··· DATA PROVIDED ···

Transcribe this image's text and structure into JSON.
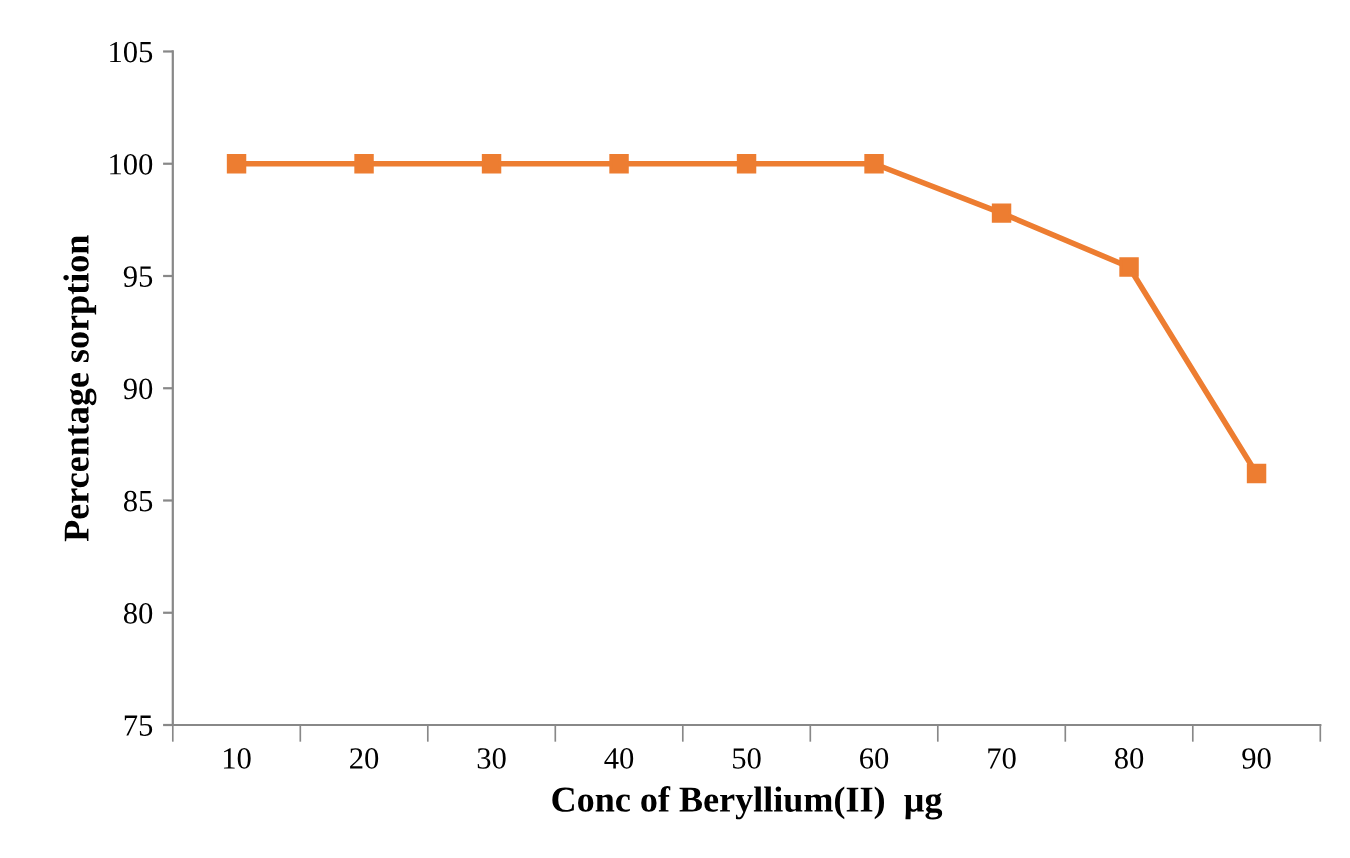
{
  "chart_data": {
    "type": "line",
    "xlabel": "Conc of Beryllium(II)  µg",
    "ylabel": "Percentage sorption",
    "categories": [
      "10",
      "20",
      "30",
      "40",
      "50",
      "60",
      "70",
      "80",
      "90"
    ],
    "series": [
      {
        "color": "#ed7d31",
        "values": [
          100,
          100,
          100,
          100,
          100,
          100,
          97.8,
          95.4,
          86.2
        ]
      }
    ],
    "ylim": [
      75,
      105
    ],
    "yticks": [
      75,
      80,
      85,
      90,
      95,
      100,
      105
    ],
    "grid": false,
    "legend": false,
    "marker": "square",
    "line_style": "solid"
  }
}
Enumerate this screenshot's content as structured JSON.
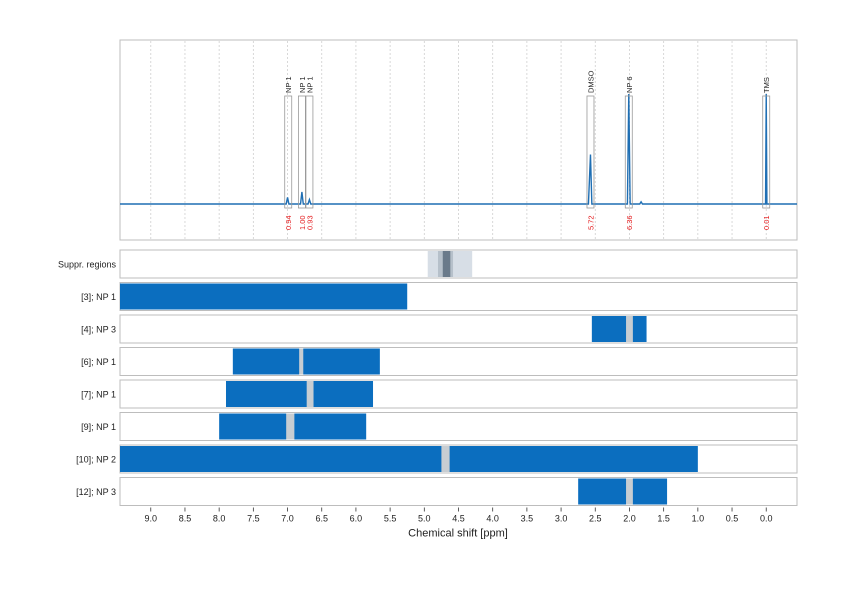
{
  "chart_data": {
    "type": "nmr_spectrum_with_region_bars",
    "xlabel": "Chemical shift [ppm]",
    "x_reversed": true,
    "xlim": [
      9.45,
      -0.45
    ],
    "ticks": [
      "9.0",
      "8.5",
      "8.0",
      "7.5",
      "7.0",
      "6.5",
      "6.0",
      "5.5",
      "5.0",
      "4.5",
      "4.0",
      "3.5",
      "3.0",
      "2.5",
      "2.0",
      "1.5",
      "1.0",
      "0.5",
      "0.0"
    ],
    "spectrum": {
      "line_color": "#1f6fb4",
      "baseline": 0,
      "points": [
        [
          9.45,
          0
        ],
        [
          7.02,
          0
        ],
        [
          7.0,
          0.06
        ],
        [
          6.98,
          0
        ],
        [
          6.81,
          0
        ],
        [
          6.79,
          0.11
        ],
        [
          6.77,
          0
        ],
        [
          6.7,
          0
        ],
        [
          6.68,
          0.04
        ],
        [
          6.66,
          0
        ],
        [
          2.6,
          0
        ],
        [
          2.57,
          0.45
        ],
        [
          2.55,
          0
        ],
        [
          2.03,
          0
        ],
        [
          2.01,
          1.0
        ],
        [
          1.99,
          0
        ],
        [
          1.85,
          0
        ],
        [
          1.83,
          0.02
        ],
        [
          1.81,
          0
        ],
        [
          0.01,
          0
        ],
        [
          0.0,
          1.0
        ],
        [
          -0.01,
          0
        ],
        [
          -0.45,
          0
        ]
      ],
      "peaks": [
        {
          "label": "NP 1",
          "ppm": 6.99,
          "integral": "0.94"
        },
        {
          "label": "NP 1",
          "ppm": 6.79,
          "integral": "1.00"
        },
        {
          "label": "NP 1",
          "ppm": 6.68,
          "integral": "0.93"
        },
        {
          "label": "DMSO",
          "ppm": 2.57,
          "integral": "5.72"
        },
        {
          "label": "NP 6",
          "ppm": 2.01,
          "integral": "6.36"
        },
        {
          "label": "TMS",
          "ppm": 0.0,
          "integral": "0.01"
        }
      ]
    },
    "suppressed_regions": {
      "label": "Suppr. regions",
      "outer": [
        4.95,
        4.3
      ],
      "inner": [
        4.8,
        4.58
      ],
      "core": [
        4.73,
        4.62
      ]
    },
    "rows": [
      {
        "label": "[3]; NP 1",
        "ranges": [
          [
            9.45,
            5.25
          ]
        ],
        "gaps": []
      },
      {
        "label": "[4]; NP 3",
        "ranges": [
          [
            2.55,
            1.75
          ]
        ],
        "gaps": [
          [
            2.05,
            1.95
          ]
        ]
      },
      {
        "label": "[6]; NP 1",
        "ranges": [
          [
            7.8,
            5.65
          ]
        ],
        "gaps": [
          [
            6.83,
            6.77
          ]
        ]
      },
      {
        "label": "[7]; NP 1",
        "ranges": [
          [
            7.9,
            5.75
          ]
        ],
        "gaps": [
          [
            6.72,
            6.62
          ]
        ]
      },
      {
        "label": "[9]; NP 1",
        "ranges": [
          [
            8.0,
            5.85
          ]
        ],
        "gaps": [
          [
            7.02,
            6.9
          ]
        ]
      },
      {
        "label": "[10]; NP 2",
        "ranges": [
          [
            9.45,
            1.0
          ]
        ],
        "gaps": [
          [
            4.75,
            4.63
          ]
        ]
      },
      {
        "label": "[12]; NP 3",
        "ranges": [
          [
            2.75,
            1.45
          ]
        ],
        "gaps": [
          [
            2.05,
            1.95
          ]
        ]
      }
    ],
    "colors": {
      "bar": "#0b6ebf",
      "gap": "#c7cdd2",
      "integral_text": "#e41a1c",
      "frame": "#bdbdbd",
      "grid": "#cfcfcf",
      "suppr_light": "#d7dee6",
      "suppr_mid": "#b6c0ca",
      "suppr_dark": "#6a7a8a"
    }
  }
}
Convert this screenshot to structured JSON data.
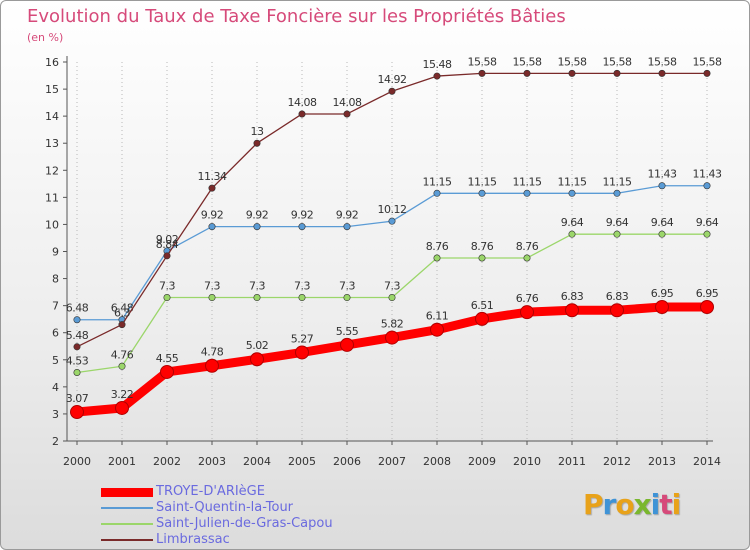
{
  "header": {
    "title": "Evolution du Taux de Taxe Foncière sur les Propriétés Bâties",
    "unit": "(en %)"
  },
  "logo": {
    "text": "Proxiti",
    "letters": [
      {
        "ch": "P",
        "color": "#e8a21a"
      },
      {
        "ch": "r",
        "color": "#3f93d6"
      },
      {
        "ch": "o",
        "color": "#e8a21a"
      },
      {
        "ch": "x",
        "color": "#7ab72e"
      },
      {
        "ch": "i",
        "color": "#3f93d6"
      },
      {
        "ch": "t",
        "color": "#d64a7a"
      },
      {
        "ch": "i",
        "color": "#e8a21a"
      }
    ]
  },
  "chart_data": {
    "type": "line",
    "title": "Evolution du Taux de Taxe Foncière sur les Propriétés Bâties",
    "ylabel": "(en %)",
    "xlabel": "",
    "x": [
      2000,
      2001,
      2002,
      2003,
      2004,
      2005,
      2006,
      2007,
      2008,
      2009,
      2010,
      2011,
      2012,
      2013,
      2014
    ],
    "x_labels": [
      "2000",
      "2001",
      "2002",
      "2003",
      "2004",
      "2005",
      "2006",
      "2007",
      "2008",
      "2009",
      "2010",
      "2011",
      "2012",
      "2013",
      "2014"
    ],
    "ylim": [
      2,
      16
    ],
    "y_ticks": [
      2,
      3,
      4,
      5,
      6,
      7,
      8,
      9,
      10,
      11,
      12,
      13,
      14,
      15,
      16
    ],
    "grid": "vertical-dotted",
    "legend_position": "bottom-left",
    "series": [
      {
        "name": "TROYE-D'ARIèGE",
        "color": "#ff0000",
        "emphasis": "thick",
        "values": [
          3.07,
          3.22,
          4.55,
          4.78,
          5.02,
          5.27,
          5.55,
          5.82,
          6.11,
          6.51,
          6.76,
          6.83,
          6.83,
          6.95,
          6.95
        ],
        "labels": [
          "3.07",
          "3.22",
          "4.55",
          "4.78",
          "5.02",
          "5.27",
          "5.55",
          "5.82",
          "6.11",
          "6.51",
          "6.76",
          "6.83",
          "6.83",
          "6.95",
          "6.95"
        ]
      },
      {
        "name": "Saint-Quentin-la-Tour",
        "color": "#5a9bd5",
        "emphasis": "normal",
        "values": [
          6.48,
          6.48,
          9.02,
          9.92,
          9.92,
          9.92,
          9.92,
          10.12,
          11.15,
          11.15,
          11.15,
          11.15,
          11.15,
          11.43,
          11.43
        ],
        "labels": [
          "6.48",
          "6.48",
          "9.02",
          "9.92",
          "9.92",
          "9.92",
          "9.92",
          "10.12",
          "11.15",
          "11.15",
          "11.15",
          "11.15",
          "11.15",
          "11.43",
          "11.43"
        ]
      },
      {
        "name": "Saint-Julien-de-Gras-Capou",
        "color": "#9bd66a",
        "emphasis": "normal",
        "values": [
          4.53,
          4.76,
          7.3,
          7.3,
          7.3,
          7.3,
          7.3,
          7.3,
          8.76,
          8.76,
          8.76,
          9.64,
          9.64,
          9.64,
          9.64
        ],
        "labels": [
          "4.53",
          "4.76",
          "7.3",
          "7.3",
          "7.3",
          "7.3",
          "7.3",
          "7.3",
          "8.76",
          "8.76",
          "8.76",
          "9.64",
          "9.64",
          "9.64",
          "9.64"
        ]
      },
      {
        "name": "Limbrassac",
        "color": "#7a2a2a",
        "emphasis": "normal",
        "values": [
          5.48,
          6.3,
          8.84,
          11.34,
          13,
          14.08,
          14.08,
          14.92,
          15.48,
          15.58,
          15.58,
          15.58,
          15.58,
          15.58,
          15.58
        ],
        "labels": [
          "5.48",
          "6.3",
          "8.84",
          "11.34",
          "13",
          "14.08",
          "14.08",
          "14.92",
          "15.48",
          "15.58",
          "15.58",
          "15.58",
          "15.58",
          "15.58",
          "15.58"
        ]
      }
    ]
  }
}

···

-- TO DO --
Gather all lines with the string "Saint" from the data.

-- SOLUTION TO THIS PROBLEM --
        "name": "Saint-Quentin-la-Tour",
        "name": "Saint-Julien-de-Gras-Capou",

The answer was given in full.